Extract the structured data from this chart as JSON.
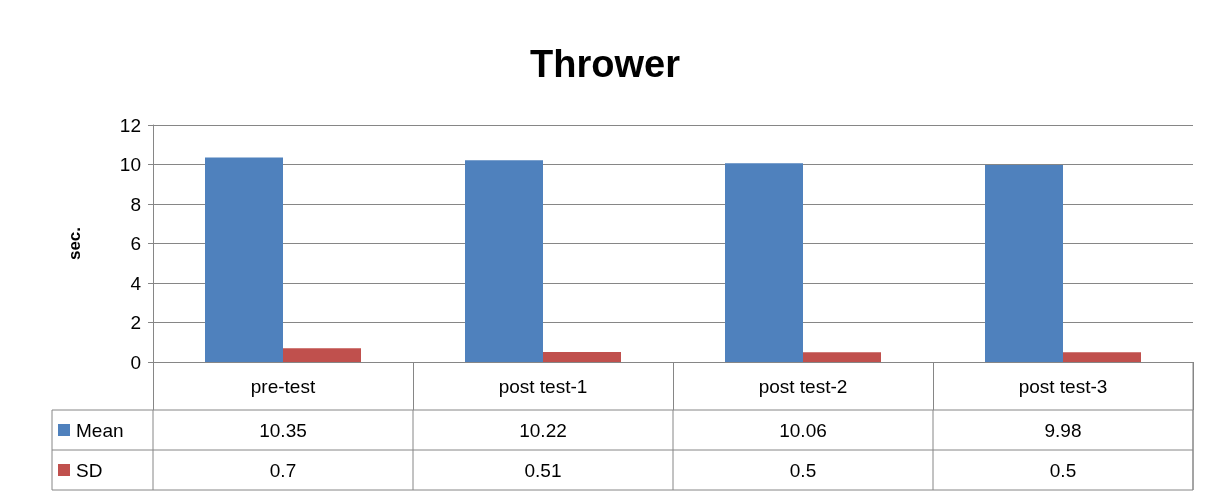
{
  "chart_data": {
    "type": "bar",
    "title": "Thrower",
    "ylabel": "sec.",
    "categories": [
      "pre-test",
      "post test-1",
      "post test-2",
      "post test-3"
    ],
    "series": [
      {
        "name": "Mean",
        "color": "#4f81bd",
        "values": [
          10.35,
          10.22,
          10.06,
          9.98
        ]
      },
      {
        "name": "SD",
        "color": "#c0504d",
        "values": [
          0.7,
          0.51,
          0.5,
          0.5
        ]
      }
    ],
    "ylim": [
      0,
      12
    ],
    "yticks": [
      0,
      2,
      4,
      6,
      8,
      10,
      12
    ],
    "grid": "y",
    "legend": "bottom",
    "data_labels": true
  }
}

== == ==

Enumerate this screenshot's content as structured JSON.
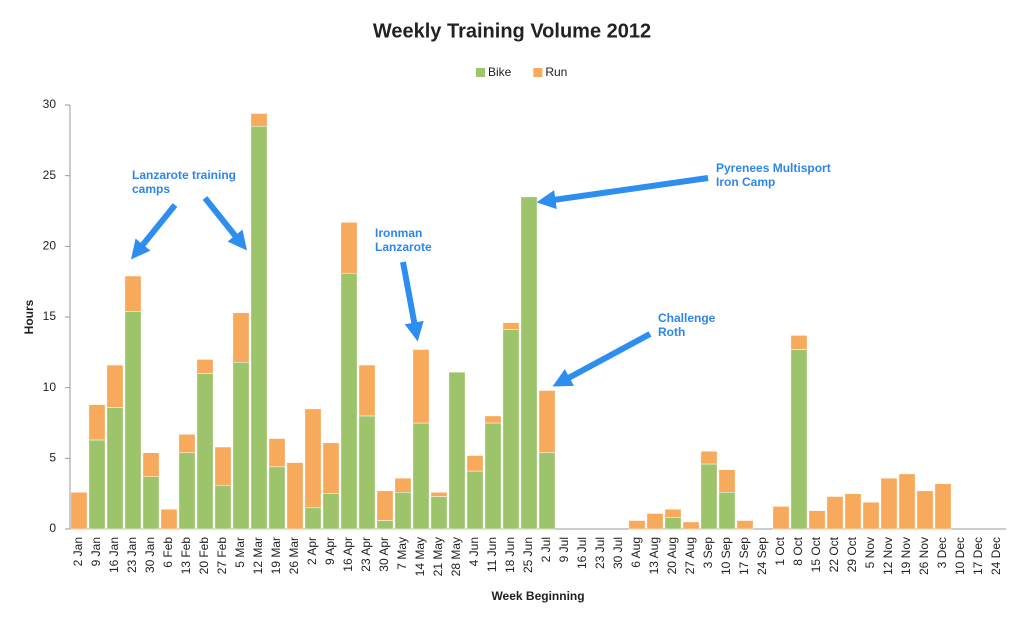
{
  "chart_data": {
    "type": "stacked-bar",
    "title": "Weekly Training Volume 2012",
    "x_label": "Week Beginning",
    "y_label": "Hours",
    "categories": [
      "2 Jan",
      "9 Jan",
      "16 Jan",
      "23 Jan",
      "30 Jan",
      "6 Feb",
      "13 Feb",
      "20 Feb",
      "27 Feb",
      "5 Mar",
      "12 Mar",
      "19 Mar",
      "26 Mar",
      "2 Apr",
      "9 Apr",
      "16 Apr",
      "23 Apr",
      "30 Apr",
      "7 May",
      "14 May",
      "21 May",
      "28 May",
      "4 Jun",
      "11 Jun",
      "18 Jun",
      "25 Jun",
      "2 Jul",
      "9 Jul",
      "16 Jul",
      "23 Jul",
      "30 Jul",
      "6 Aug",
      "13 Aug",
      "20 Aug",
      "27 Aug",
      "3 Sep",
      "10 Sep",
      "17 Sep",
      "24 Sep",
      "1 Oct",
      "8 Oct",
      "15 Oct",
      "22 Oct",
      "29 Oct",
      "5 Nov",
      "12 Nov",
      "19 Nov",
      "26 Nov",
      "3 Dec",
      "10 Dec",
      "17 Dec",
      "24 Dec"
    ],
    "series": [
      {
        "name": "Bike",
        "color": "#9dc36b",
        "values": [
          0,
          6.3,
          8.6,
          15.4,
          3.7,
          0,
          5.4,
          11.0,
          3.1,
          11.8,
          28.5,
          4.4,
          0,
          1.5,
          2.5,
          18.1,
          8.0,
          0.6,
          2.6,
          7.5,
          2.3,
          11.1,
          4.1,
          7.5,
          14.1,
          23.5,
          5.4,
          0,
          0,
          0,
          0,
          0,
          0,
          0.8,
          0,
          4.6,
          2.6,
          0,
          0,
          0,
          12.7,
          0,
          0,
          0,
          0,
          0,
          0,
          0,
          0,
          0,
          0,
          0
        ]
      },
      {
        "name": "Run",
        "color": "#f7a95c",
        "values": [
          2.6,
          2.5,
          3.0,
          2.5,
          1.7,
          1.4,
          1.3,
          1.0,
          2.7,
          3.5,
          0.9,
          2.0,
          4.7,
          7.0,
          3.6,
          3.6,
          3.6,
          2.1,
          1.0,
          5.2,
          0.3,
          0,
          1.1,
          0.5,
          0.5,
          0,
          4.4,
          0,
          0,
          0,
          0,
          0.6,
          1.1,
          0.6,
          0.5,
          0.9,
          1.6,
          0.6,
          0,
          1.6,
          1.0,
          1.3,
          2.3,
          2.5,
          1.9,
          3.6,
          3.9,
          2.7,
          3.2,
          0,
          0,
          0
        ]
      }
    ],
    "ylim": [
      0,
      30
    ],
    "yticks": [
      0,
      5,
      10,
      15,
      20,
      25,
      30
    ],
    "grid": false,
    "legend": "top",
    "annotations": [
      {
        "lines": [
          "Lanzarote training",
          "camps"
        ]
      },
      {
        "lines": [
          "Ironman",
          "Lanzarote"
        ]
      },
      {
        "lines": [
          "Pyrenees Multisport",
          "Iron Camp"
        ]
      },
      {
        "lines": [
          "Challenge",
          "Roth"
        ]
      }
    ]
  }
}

== == ==

TASK REQUIREMENTS: Return every line above that contains the word "JSON".

SOLUTION FOR THIS PROBLEM:
Extract the structured data from this chart as JSON.
Enumerate this screenshot's content as structured JSON.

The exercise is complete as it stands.